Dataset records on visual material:
....

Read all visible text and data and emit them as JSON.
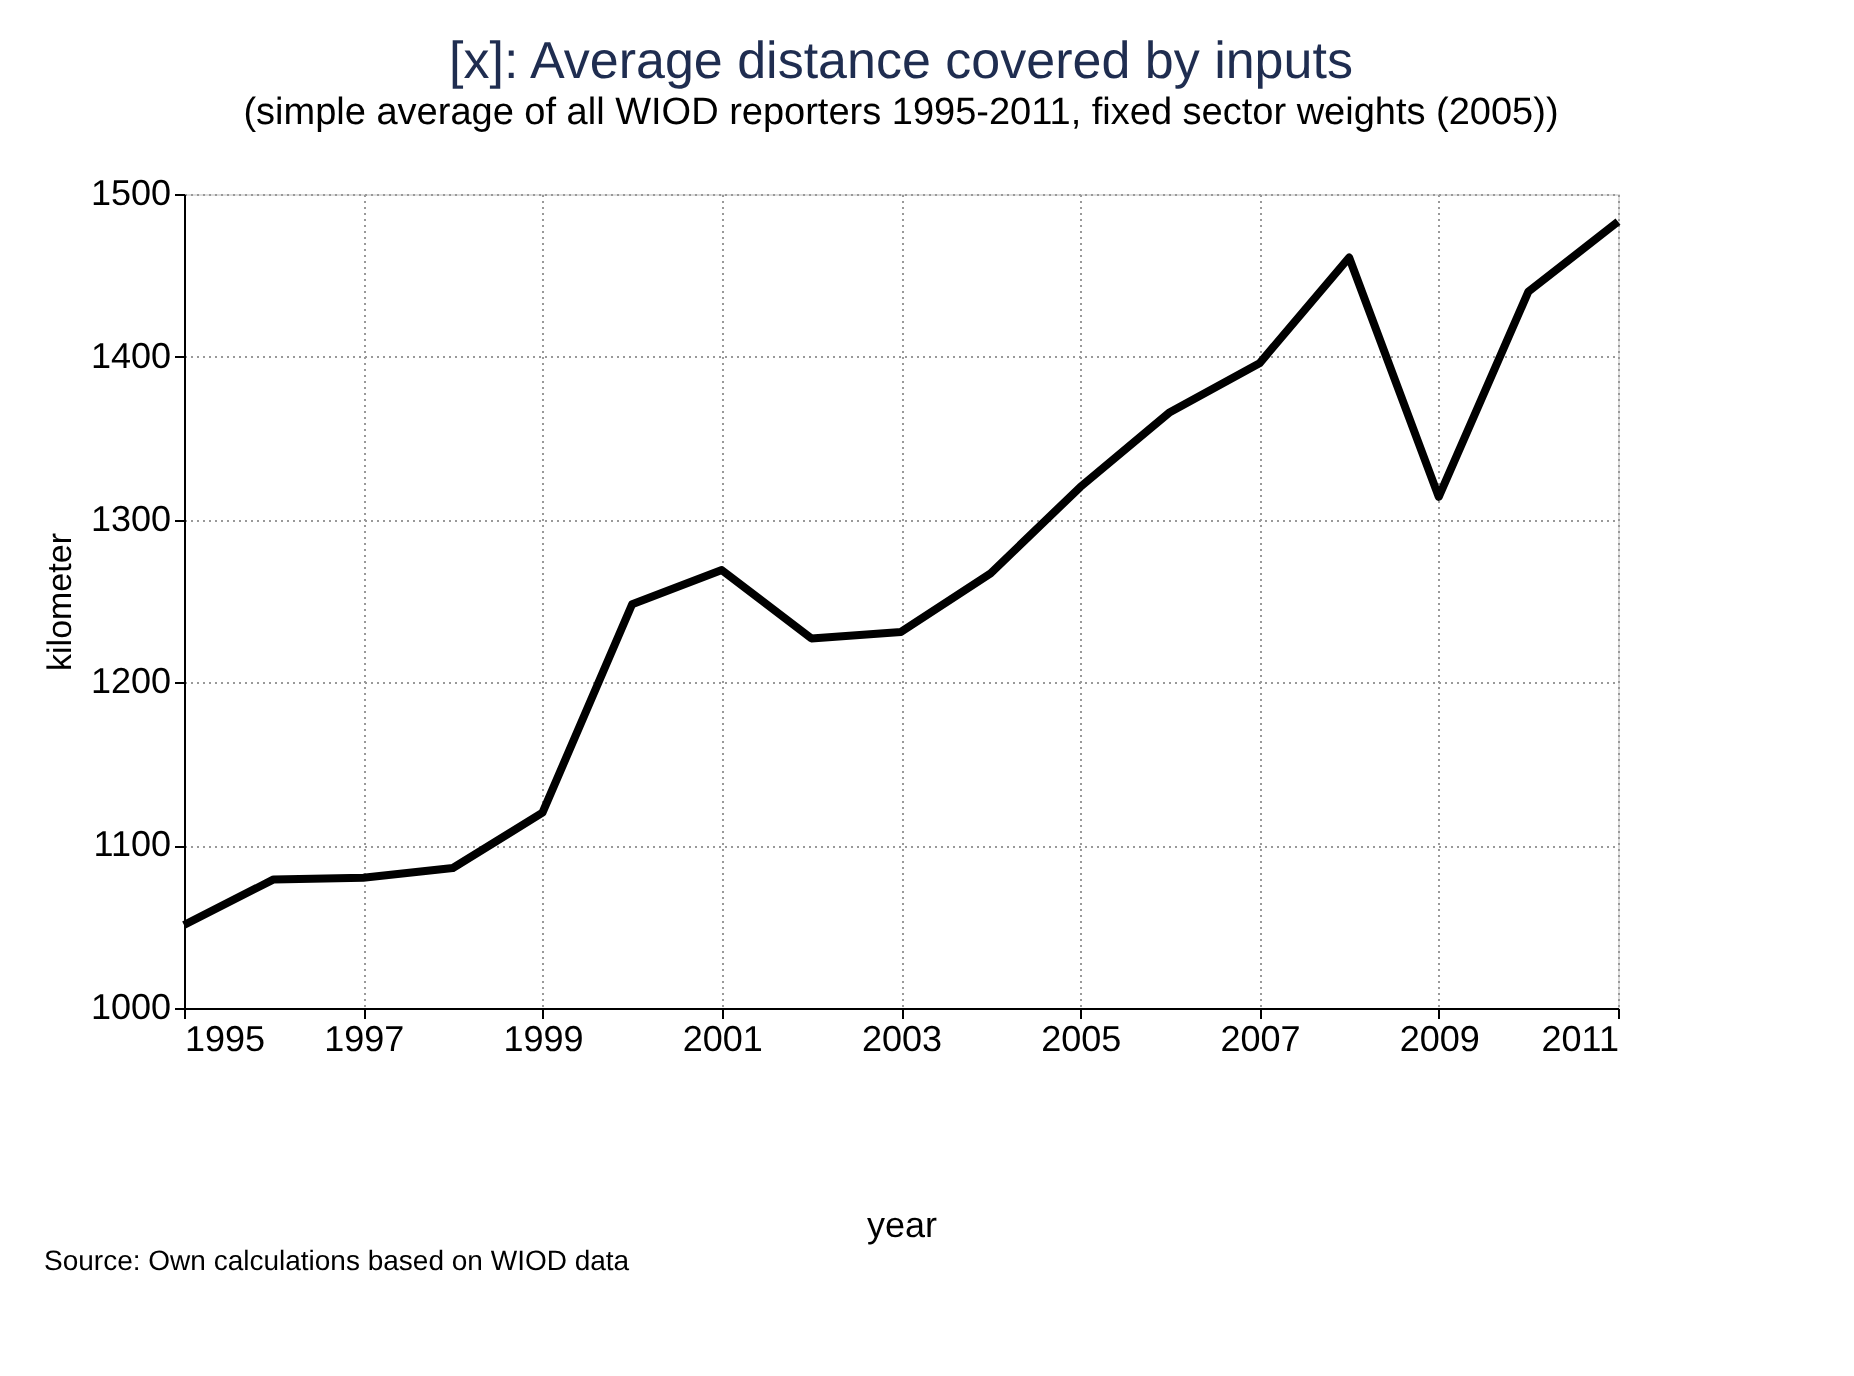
{
  "chart_data": {
    "type": "line",
    "title": "[x]: Average distance covered by inputs",
    "subtitle": "(simple average of all WIOD reporters 1995-2011, fixed sector weights (2005))",
    "xlabel": "year",
    "ylabel": "kilometer",
    "annotations": [
      "Source: Own calculations based on WIOD data"
    ],
    "x": [
      1995,
      1996,
      1997,
      1998,
      1999,
      2000,
      2001,
      2002,
      2003,
      2004,
      2005,
      2006,
      2007,
      2008,
      2009,
      2010,
      2011
    ],
    "series": [
      {
        "color": "#000000",
        "values": [
          1051,
          1079,
          1080,
          1086,
          1120,
          1248,
          1269,
          1227,
          1231,
          1267,
          1320,
          1366,
          1396,
          1461,
          1314,
          1440,
          1483
        ]
      }
    ],
    "xlim": [
      1995,
      2011
    ],
    "xticks": [
      1995,
      1997,
      1999,
      2001,
      2003,
      2005,
      2007,
      2009,
      2011
    ],
    "ylim": [
      1000,
      1500
    ],
    "yticks": [
      1000,
      1100,
      1200,
      1300,
      1400,
      1500
    ],
    "grid": true,
    "marker": "none",
    "line_style": "solid"
  }
}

....

**WRITTEN REQUEST:**
Every record is to be reproduced exactly, with no pictures included.

**EXERCISE OUTPUT:**
Read all visible text and data and emit them as JSON.
{
  "chart_data": {
    "type": "line",
    "title": "[x]: Average distance covered by inputs",
    "subtitle": "(simple average of all WIOD reporters 1995-2011, fixed sector weights (2005))",
    "xlabel": "year",
    "ylabel": "kilometer",
    "annotations": [
      "Source: Own calculations based on WIOD data"
    ],
    "x": [
      1995,
      1996,
      1997,
      1998,
      1999,
      2000,
      2001,
      2002,
      2003,
      2004,
      2005,
      2006,
      2007,
      2008,
      2009,
      2010,
      2011
    ],
    "series": [
      {
        "color": "#000000",
        "values": [
          1051,
          1079,
          1080,
          1086,
          1120,
          1248,
          1269,
          1227,
          1231,
          1267,
          1320,
          1366,
          1396,
          1461,
          1314,
          1440,
          1483
        ]
      }
    ],
    "xlim": [
      1995,
      2011
    ],
    "xticks": [
      1995,
      1997,
      1999,
      2001,
      2003,
      2005,
      2007,
      2009,
      2011
    ],
    "ylim": [
      1000,
      1500
    ],
    "yticks": [
      1000,
      1100,
      1200,
      1300,
      1400,
      1500
    ],
    "grid": true,
    "marker": "none",
    "line_style": "solid"
  }
}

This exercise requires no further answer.